Data records
# # # # # # #
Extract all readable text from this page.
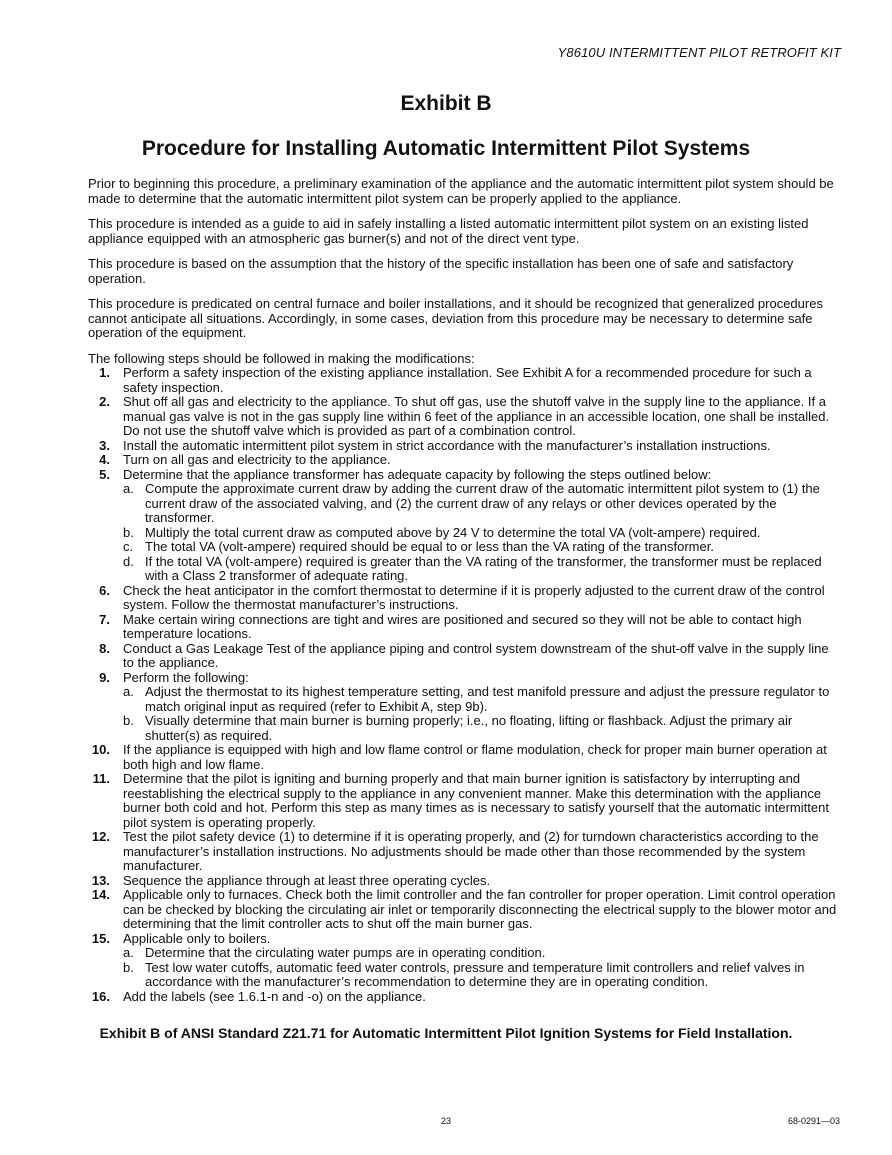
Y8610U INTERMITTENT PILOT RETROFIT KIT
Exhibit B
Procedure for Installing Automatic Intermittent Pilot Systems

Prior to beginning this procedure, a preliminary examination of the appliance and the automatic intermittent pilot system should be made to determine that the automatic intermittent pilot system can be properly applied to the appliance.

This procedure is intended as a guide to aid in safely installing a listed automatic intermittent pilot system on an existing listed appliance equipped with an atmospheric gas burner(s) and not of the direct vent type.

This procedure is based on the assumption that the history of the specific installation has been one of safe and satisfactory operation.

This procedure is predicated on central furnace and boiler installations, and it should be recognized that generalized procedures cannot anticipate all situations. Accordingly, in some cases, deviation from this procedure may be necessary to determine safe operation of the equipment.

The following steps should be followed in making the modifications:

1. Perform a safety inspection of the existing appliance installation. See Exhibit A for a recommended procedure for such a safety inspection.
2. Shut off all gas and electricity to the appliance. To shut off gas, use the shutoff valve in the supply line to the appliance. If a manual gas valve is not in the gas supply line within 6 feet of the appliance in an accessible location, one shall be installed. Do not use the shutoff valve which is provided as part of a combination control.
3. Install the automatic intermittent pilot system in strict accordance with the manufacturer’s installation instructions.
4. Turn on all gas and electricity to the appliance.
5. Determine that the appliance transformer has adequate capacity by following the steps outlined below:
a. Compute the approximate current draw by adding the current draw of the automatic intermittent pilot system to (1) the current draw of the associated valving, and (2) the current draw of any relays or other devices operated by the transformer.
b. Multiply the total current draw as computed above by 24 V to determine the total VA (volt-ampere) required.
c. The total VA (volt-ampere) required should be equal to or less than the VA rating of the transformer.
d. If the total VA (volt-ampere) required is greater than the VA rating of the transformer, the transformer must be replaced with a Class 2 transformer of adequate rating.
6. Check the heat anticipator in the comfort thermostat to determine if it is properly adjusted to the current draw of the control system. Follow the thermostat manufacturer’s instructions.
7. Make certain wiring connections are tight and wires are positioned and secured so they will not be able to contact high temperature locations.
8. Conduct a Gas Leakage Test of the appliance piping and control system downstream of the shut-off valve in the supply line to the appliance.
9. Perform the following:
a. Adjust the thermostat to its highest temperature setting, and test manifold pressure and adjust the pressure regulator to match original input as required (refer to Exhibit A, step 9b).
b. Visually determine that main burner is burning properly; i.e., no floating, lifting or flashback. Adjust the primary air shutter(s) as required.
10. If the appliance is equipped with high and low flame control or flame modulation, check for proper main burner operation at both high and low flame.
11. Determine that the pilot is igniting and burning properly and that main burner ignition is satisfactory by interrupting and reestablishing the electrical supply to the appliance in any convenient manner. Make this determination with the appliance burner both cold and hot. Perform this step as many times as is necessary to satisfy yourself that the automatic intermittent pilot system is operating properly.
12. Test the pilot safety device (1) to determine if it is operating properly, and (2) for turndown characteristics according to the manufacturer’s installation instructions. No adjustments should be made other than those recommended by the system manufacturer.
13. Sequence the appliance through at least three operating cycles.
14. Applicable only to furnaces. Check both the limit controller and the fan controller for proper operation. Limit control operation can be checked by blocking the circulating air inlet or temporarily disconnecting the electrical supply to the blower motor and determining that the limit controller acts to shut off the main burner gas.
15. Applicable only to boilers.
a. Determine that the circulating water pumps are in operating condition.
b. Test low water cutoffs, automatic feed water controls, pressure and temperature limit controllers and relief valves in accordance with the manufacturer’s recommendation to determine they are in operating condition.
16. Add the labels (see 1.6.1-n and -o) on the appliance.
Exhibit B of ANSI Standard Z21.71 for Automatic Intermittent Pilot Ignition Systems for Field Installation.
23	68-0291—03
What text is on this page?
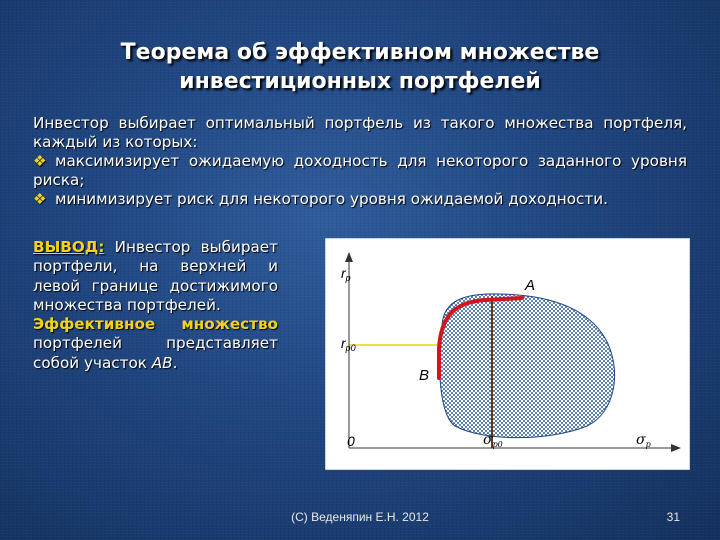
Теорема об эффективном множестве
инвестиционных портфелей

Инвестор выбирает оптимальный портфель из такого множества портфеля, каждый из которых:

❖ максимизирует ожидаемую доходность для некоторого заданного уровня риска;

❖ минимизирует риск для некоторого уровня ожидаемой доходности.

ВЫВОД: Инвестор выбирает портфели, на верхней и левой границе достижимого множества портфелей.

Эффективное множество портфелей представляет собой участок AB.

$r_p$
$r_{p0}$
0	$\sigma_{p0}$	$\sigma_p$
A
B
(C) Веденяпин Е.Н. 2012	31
# # # # # # #
Required work:
Return the entries unchanged, save for the pictures, which do not belong in the copy.

Complete answer:
Extract all readable text from this page.
Y8610U INTERMITTENT PILOT RETROFIT KIT
Exhibit B
Procedure for Installing Automatic Intermittent Pilot Systems

Prior to beginning this procedure, a preliminary examination of the appliance and the automatic intermittent pilot system should be made to determine that the automatic intermittent pilot system can be properly applied to the appliance.

This procedure is intended as a guide to aid in safely installing a listed automatic intermittent pilot system on an existing listed appliance equipped with an atmospheric gas burner(s) and not of the direct vent type.

This procedure is based on the assumption that the history of the specific installation has been one of safe and satisfactory operation.

This procedure is predicated on central furnace and boiler installations, and it should be recognized that generalized procedures cannot anticipate all situations. Accordingly, in some cases, deviation from this procedure may be necessary to determine safe operation of the equipment.

The following steps should be followed in making the modifications:

1. Perform a safety inspection of the existing appliance installation. See Exhibit A for a recommended procedure for such a safety inspection.
2. Shut off all gas and electricity to the appliance. To shut off gas, use the shutoff valve in the supply line to the appliance. If a manual gas valve is not in the gas supply line within 6 feet of the appliance in an accessible location, one shall be installed. Do not use the shutoff valve which is provided as part of a combination control.
3. Install the automatic intermittent pilot system in strict accordance with the manufacturer’s installation instructions.
4. Turn on all gas and electricity to the appliance.
5. Determine that the appliance transformer has adequate capacity by following the steps outlined below:
a. Compute the approximate current draw by adding the current draw of the automatic intermittent pilot system to (1) the current draw of the associated valving, and (2) the current draw of any relays or other devices operated by the transformer.
b. Multiply the total current draw as computed above by 24 V to determine the total VA (volt-ampere) required.
c. The total VA (volt-ampere) required should be equal to or less than the VA rating of the transformer.
d. If the total VA (volt-ampere) required is greater than the VA rating of the transformer, the transformer must be replaced with a Class 2 transformer of adequate rating.
6. Check the heat anticipator in the comfort thermostat to determine if it is properly adjusted to the current draw of the control system. Follow the thermostat manufacturer’s instructions.
7. Make certain wiring connections are tight and wires are positioned and secured so they will not be able to contact high temperature locations.
8. Conduct a Gas Leakage Test of the appliance piping and control system downstream of the shut-off valve in the supply line to the appliance.
9. Perform the following:
a. Adjust the thermostat to its highest temperature setting, and test manifold pressure and adjust the pressure regulator to match original input as required (refer to Exhibit A, step 9b).
b. Visually determine that main burner is burning properly; i.e., no floating, lifting or flashback. Adjust the primary air shutter(s) as required.
10. If the appliance is equipped with high and low flame control or flame modulation, check for proper main burner operation at both high and low flame.
11. Determine that the pilot is igniting and burning properly and that main burner ignition is satisfactory by interrupting and reestablishing the electrical supply to the appliance in any convenient manner. Make this determination with the appliance burner both cold and hot. Perform this step as many times as is necessary to satisfy yourself that the automatic intermittent pilot system is operating properly.
12. Test the pilot safety device (1) to determine if it is operating properly, and (2) for turndown characteristics according to the manufacturer’s installation instructions. No adjustments should be made other than those recommended by the system manufacturer.
13. Sequence the appliance through at least three operating cycles.
14. Applicable only to furnaces. Check both the limit controller and the fan controller for proper operation. Limit control operation can be checked by blocking the circulating air inlet or temporarily disconnecting the electrical supply to the blower motor and determining that the limit controller acts to shut off the main burner gas.
15. Applicable only to boilers.
a. Determine that the circulating water pumps are in operating condition.
b. Test low water cutoffs, automatic feed water controls, pressure and temperature limit controllers and relief valves in accordance with the manufacturer’s recommendation to determine they are in operating condition.
16. Add the labels (see 1.6.1-n and -o) on the appliance.
Exhibit B of ANSI Standard Z21.71 for Automatic Intermittent Pilot Ignition Systems for Field Installation.
23	68-0291—03
What text is on this page?
Теорема об эффективном множестве
инвестиционных портфелей

Инвестор выбирает оптимальный портфель из такого множества портфеля, каждый из которых:

❖ максимизирует ожидаемую доходность для некоторого заданного уровня риска;

❖ минимизирует риск для некоторого уровня ожидаемой доходности.

ВЫВОД: Инвестор выбирает портфели, на верхней и левой границе достижимого множества портфелей.

Эффективное множество портфелей представляет собой участок AB.

$r_p$
$r_{p0}$
0	$\sigma_{p0}$	$\sigma_p$
A
B
(C) Веденяпин Е.Н. 2012	31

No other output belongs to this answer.